## DIRECTIONS FOR THIS TASK
Return all of the lines below exactly as they are.

+++ MATERIAL SUPPLIED +++

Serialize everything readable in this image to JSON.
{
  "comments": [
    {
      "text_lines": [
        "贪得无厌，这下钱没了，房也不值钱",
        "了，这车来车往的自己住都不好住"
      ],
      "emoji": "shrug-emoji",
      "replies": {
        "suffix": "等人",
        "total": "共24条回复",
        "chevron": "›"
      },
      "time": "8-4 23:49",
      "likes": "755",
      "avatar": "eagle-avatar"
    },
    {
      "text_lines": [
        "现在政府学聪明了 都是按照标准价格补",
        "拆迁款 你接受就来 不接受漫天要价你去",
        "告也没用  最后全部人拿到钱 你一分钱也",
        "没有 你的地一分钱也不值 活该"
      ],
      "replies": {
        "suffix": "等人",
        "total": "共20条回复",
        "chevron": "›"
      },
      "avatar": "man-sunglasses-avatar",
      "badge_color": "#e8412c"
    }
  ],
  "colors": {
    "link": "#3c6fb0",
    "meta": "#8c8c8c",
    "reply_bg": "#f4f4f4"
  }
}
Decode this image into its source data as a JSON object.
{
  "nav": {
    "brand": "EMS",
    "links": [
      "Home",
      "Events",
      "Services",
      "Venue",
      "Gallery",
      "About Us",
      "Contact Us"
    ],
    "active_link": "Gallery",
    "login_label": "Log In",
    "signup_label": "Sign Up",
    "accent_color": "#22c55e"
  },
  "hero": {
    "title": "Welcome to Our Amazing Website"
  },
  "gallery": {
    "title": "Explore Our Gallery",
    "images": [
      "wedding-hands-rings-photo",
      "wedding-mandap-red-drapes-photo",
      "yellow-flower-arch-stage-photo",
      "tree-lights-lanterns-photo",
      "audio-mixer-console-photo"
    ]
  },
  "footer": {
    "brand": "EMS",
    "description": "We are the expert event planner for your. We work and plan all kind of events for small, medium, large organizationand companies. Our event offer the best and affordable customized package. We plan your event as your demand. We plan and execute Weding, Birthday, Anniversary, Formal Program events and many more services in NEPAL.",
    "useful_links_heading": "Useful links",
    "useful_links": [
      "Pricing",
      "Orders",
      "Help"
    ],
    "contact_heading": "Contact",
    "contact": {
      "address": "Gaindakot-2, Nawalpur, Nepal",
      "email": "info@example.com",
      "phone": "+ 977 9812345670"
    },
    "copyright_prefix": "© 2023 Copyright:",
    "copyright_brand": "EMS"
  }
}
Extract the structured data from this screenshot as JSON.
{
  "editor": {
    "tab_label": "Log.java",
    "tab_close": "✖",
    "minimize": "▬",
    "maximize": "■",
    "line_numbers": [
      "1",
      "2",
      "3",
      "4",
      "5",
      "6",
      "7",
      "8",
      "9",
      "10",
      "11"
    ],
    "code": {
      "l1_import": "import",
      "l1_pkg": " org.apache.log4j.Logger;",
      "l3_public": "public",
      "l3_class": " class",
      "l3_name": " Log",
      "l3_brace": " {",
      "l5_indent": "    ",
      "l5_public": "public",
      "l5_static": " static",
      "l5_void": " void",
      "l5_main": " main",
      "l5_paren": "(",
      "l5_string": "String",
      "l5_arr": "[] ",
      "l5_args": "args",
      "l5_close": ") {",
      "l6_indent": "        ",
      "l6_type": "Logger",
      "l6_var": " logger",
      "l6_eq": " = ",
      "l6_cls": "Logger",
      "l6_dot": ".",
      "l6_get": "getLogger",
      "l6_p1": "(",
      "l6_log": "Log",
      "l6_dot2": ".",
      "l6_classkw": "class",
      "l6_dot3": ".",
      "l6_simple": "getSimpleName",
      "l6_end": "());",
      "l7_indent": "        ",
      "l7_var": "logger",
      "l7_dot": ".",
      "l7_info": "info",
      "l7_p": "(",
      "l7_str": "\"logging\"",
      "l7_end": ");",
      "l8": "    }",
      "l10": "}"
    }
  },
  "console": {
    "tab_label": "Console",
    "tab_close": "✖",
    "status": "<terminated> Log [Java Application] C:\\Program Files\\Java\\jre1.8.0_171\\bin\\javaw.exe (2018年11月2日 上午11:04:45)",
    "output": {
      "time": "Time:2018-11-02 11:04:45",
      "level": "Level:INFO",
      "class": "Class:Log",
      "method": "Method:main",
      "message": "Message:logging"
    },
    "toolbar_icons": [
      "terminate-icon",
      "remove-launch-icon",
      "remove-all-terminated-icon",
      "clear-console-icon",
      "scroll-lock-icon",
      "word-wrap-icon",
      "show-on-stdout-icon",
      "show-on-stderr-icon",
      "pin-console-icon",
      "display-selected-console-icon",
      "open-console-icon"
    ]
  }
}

+++

## TASK SOLUTION
Serialize everything readable in this image to JSON.
{
  "comments": [
    {
      "text_lines": [
        "贪得无厌，这下钱没了，房也不值钱",
        "了，这车来车往的自己住都不好住"
      ],
      "emoji": "shrug-emoji",
      "replies": {
        "suffix": "等人",
        "total": "共24条回复",
        "chevron": "›"
      },
      "time": "8-4 23:49",
      "likes": "755",
      "avatar": "eagle-avatar"
    },
    {
      "text_lines": [
        "现在政府学聪明了 都是按照标准价格补",
        "拆迁款 你接受就来 不接受漫天要价你去",
        "告也没用  最后全部人拿到钱 你一分钱也",
        "没有 你的地一分钱也不值 活该"
      ],
      "replies": {
        "suffix": "等人",
        "total": "共20条回复",
        "chevron": "›"
      },
      "avatar": "man-sunglasses-avatar",
      "badge_color": "#e8412c"
    }
  ],
  "colors": {
    "link": "#3c6fb0",
    "meta": "#8c8c8c",
    "reply_bg": "#f4f4f4"
  }
}
Decode this image into its source data as a JSON object.
{
  "nav": {
    "brand": "EMS",
    "links": [
      "Home",
      "Events",
      "Services",
      "Venue",
      "Gallery",
      "About Us",
      "Contact Us"
    ],
    "active_link": "Gallery",
    "login_label": "Log In",
    "signup_label": "Sign Up",
    "accent_color": "#22c55e"
  },
  "hero": {
    "title": "Welcome to Our Amazing Website"
  },
  "gallery": {
    "title": "Explore Our Gallery",
    "images": [
      "wedding-hands-rings-photo",
      "wedding-mandap-red-drapes-photo",
      "yellow-flower-arch-stage-photo",
      "tree-lights-lanterns-photo",
      "audio-mixer-console-photo"
    ]
  },
  "footer": {
    "brand": "EMS",
    "description": "We are the expert event planner for your. We work and plan all kind of events for small, medium, large organizationand companies. Our event offer the best and affordable customized package. We plan your event as your demand. We plan and execute Weding, Birthday, Anniversary, Formal Program events and many more services in NEPAL.",
    "useful_links_heading": "Useful links",
    "useful_links": [
      "Pricing",
      "Orders",
      "Help"
    ],
    "contact_heading": "Contact",
    "contact": {
      "address": "Gaindakot-2, Nawalpur, Nepal",
      "email": "info@example.com",
      "phone": "+ 977 9812345670"
    },
    "copyright_prefix": "© 2023 Copyright:",
    "copyright_brand": "EMS"
  }
}
Extract the structured data from this screenshot as JSON.
{
  "editor": {
    "tab_label": "Log.java",
    "tab_close": "✖",
    "minimize": "▬",
    "maximize": "■",
    "line_numbers": [
      "1",
      "2",
      "3",
      "4",
      "5",
      "6",
      "7",
      "8",
      "9",
      "10",
      "11"
    ],
    "code": {
      "l1_import": "import",
      "l1_pkg": " org.apache.log4j.Logger;",
      "l3_public": "public",
      "l3_class": " class",
      "l3_name": " Log",
      "l3_brace": " {",
      "l5_indent": "    ",
      "l5_public": "public",
      "l5_static": " static",
      "l5_void": " void",
      "l5_main": " main",
      "l5_paren": "(",
      "l5_string": "String",
      "l5_arr": "[] ",
      "l5_args": "args",
      "l5_close": ") {",
      "l6_indent": "        ",
      "l6_type": "Logger",
      "l6_var": " logger",
      "l6_eq": " = ",
      "l6_cls": "Logger",
      "l6_dot": ".",
      "l6_get": "getLogger",
      "l6_p1": "(",
      "l6_log": "Log",
      "l6_dot2": ".",
      "l6_classkw": "class",
      "l6_dot3": ".",
      "l6_simple": "getSimpleName",
      "l6_end": "());",
      "l7_indent": "        ",
      "l7_var": "logger",
      "l7_dot": ".",
      "l7_info": "info",
      "l7_p": "(",
      "l7_str": "\"logging\"",
      "l7_end": ");",
      "l8": "    }",
      "l10": "}"
    }
  },
  "console": {
    "tab_label": "Console",
    "tab_close": "✖",
    "status": "<terminated> Log [Java Application] C:\\Program Files\\Java\\jre1.8.0_171\\bin\\javaw.exe (2018年11月2日 上午11:04:45)",
    "output": {
      "time": "Time:2018-11-02 11:04:45",
      "level": "Level:INFO",
      "class": "Class:Log",
      "method": "Method:main",
      "message": "Message:logging"
    },
    "toolbar_icons": [
      "terminate-icon",
      "remove-launch-icon",
      "remove-all-terminated-icon",
      "clear-console-icon",
      "scroll-lock-icon",
      "word-wrap-icon",
      "show-on-stdout-icon",
      "show-on-stderr-icon",
      "pin-console-icon",
      "display-selected-console-icon",
      "open-console-icon"
    ]
  }
}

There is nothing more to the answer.